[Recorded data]

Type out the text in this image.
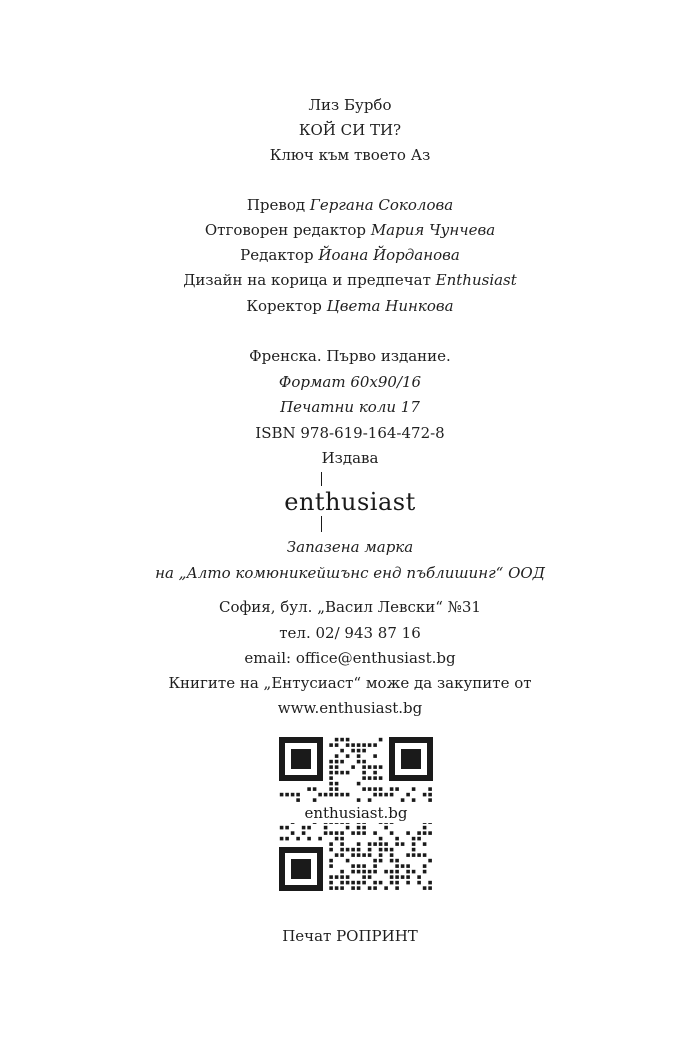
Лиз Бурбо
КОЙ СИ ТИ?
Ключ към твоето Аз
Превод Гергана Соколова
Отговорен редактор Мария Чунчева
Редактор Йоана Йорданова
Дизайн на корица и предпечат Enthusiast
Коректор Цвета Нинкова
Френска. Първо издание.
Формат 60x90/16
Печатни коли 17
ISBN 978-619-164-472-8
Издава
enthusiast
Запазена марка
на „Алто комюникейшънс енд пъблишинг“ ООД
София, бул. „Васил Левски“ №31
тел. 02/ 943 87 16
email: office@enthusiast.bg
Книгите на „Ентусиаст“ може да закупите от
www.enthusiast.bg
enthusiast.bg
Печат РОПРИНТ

### PROBLEM STATEMENT
Reproduce the material in its entirety and word for word, without the pictures.

### RESPONSE
Type out the text in this image.
Лиз Бурбо
КОЙ СИ ТИ?
Ключ към твоето Аз
Превод Гергана Соколова
Отговорен редактор Мария Чунчева
Редактор Йоана Йорданова
Дизайн на корица и предпечат Enthusiast
Коректор Цвета Нинкова
Френска. Първо издание.
Формат 60x90/16
Печатни коли 17
ISBN 978-619-164-472-8
Издава
enthusiast
Запазена марка
на „Алто комюникейшънс енд пъблишинг“ ООД
София, бул. „Васил Левски“ №31
тел. 02/ 943 87 16
email: office@enthusiast.bg
Книгите на „Ентусиаст“ може да закупите от
www.enthusiast.bg
enthusiast.bg
Печат РОПРИНТ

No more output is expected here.